What the task requires - Count the lines below that contain the word "Searching" and give only the number.

Material for this exercise -
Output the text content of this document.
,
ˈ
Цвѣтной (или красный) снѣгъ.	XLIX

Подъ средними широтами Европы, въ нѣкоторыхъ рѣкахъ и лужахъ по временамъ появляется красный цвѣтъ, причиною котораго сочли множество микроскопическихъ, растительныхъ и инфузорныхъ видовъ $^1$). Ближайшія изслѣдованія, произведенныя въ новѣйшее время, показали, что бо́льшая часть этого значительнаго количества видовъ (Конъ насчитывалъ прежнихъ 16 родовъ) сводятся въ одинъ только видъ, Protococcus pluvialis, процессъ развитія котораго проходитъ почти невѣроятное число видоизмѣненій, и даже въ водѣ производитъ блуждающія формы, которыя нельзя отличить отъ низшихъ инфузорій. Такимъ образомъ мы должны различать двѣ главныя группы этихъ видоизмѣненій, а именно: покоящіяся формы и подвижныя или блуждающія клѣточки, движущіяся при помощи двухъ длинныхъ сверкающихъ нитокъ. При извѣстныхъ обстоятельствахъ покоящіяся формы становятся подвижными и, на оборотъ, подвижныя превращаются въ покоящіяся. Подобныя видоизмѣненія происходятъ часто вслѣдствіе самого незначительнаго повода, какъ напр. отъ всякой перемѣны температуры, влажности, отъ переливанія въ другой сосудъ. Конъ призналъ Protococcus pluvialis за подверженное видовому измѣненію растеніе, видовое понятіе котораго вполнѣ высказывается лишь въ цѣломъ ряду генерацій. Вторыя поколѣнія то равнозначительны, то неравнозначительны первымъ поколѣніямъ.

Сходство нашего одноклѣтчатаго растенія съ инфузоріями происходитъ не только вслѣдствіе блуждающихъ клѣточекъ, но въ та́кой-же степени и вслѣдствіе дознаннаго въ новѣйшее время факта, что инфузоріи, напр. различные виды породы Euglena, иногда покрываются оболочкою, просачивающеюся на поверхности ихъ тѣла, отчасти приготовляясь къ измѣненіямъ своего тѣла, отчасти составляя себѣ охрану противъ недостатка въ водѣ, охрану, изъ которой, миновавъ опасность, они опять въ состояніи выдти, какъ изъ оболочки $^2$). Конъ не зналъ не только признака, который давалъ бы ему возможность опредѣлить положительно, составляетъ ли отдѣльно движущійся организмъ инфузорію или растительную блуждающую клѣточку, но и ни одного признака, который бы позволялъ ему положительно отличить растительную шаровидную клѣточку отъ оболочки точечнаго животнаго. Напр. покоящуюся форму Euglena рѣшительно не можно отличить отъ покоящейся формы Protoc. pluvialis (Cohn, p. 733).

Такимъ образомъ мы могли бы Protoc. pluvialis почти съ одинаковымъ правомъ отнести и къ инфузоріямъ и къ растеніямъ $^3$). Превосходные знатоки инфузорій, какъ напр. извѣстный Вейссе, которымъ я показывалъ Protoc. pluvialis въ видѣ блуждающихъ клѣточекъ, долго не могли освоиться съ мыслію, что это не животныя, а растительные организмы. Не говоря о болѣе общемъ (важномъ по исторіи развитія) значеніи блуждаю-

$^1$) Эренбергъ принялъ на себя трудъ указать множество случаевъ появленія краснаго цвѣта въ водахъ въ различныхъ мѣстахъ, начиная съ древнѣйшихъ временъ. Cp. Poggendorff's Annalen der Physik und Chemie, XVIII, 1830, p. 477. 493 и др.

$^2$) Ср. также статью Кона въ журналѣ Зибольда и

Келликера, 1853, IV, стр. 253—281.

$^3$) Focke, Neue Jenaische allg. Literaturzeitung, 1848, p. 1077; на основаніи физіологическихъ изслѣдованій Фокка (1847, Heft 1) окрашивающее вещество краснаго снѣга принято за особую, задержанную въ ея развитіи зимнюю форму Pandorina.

* * *

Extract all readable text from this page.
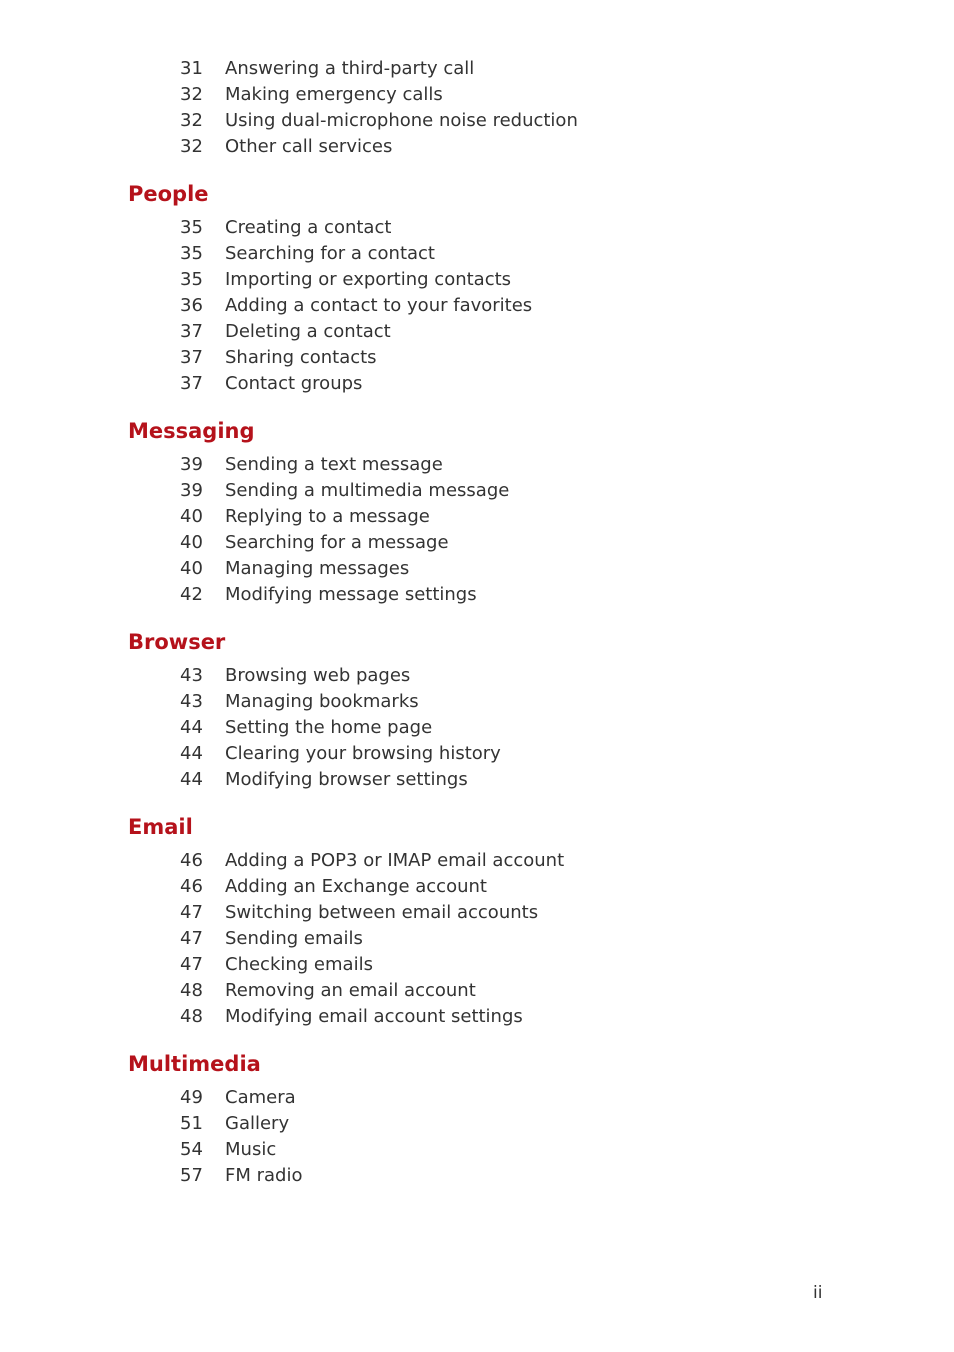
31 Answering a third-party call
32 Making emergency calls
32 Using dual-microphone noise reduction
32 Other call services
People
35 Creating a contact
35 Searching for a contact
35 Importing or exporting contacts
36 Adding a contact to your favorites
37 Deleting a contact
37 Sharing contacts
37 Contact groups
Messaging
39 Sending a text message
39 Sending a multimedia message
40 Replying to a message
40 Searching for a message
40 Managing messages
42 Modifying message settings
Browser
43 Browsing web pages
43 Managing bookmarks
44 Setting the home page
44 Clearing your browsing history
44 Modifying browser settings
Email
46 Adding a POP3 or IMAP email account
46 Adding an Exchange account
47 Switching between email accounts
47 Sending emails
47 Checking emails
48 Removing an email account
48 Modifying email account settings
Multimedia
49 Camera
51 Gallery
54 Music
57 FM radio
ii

Answer in full - 2